Written request: From the records below, pull each line that has "Check".

☆ ☆ ☆ ☆ ☆ ☆ ☆

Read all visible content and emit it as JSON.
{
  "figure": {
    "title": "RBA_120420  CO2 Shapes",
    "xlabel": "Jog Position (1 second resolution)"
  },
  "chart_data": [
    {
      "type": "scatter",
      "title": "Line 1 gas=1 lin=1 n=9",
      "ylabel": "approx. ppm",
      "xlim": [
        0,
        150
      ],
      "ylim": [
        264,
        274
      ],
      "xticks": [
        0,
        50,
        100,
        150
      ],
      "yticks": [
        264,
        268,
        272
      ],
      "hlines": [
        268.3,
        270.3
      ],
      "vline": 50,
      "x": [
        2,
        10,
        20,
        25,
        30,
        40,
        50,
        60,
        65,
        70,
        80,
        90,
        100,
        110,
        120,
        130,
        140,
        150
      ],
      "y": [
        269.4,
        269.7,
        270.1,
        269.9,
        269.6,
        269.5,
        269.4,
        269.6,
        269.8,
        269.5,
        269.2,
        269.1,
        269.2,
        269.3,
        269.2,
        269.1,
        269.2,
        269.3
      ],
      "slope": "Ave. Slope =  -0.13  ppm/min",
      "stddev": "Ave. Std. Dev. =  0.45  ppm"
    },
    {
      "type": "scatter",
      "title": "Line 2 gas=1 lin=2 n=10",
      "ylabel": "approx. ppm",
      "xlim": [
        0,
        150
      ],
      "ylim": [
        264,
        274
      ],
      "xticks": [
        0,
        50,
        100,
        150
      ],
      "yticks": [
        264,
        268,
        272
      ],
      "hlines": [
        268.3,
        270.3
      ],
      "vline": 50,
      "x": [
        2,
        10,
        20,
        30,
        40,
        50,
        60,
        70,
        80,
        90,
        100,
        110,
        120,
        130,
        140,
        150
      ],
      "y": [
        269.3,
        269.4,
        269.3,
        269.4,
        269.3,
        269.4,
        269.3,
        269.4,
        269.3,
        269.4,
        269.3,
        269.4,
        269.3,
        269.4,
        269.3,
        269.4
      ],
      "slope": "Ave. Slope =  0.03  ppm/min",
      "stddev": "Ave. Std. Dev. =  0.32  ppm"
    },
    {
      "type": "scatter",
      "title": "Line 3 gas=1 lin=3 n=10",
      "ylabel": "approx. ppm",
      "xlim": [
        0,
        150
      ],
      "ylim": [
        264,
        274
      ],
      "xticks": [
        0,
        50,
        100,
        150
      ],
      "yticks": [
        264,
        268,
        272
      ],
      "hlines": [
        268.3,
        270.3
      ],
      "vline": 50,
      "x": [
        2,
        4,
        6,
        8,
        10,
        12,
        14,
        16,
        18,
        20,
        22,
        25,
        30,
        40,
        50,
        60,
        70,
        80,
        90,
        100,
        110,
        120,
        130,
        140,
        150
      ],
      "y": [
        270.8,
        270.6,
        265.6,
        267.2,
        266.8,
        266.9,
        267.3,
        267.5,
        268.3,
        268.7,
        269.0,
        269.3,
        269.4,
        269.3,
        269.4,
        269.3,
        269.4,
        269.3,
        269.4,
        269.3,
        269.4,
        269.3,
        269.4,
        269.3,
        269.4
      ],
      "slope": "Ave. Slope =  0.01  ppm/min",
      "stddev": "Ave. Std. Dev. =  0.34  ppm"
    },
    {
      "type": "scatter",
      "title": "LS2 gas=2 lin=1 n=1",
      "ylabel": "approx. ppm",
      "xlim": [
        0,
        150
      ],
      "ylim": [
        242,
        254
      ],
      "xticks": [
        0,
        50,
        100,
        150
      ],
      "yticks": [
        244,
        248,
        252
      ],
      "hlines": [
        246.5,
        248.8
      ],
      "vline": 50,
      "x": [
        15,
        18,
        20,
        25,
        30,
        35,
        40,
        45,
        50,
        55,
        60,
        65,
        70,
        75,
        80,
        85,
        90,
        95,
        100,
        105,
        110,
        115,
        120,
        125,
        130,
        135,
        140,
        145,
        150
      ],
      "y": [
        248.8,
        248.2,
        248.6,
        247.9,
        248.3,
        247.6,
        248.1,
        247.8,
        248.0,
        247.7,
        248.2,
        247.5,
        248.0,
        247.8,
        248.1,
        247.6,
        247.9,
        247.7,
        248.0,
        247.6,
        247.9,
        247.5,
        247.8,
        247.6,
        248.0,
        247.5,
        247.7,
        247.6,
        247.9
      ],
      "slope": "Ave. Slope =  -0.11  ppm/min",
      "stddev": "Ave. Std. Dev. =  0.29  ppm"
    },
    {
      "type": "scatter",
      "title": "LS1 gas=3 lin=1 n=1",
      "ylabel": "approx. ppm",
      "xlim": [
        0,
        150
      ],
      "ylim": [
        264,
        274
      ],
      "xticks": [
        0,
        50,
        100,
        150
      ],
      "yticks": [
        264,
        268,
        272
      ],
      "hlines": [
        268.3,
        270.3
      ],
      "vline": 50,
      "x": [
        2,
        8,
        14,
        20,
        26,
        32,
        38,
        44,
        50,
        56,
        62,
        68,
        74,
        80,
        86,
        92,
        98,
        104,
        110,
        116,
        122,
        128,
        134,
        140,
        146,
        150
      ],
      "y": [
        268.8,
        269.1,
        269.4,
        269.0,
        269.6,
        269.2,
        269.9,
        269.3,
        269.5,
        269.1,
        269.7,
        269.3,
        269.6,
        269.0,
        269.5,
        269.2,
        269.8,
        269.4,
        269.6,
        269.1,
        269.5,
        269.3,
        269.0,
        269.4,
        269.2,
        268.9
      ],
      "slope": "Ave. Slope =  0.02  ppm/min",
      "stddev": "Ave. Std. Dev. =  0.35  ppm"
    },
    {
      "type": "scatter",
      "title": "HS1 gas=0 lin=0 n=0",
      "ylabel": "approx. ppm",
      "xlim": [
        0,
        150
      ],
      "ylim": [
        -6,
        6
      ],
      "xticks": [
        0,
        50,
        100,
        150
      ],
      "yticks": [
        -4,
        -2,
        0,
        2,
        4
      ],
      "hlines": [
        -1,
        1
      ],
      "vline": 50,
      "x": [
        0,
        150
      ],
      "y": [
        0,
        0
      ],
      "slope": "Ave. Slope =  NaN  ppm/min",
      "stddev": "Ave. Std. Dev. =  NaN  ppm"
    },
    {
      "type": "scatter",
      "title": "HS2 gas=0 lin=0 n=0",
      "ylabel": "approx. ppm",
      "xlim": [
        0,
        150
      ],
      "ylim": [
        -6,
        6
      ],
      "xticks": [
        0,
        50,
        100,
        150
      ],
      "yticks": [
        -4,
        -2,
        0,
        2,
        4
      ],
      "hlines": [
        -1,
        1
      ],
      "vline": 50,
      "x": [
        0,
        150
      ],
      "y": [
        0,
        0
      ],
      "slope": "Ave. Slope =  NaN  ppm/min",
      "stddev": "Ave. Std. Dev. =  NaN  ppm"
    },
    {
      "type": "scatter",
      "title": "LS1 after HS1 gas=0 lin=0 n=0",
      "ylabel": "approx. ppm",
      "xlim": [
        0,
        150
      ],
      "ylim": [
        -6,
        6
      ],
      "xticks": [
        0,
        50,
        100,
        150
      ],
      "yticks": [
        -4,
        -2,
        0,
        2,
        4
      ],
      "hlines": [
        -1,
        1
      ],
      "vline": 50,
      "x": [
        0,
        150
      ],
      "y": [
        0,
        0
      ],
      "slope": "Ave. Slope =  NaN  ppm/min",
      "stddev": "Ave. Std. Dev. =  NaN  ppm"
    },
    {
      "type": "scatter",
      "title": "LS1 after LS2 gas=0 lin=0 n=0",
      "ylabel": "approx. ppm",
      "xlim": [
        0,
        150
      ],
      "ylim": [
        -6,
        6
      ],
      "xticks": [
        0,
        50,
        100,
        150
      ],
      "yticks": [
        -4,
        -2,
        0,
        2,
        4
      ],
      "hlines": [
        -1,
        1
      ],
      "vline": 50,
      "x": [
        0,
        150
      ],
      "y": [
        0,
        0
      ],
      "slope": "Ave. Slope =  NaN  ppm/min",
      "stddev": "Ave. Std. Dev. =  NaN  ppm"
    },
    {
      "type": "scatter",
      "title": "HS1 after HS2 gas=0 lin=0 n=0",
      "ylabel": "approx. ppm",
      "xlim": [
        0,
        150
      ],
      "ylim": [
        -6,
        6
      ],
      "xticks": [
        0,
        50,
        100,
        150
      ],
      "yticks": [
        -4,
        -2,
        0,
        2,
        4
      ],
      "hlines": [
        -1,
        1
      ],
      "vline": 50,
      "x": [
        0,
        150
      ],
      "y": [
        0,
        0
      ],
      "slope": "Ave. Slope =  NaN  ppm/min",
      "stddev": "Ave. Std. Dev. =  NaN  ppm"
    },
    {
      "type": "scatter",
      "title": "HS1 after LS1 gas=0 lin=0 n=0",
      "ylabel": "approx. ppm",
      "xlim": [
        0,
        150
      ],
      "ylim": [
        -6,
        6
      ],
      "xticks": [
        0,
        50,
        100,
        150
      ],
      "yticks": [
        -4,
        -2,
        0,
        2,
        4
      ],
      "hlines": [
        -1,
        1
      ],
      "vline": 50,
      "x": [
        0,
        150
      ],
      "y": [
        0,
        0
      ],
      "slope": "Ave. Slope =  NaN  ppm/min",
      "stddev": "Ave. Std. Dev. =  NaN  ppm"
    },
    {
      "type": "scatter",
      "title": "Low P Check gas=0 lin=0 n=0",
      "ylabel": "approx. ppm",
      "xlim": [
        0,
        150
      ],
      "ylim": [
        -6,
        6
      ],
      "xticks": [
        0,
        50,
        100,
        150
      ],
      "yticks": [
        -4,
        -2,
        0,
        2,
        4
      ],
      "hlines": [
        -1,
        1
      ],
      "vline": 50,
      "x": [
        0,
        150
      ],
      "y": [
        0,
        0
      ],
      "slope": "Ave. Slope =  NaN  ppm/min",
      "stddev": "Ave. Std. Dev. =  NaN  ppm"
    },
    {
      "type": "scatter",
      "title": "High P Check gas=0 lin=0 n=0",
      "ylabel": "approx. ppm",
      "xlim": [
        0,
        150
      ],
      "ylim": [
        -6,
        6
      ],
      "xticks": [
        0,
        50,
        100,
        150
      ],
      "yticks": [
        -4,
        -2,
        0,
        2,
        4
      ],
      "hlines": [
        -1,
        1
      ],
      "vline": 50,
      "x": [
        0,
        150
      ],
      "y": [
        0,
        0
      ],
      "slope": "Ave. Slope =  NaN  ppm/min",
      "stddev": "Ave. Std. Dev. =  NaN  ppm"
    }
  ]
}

☆ ☆ ☆ ☆ ☆ ☆ ☆

The output:
      "title": "Low P Check gas=0 lin=0 n=0",
      "title": "High P Check gas=0 lin=0 n=0",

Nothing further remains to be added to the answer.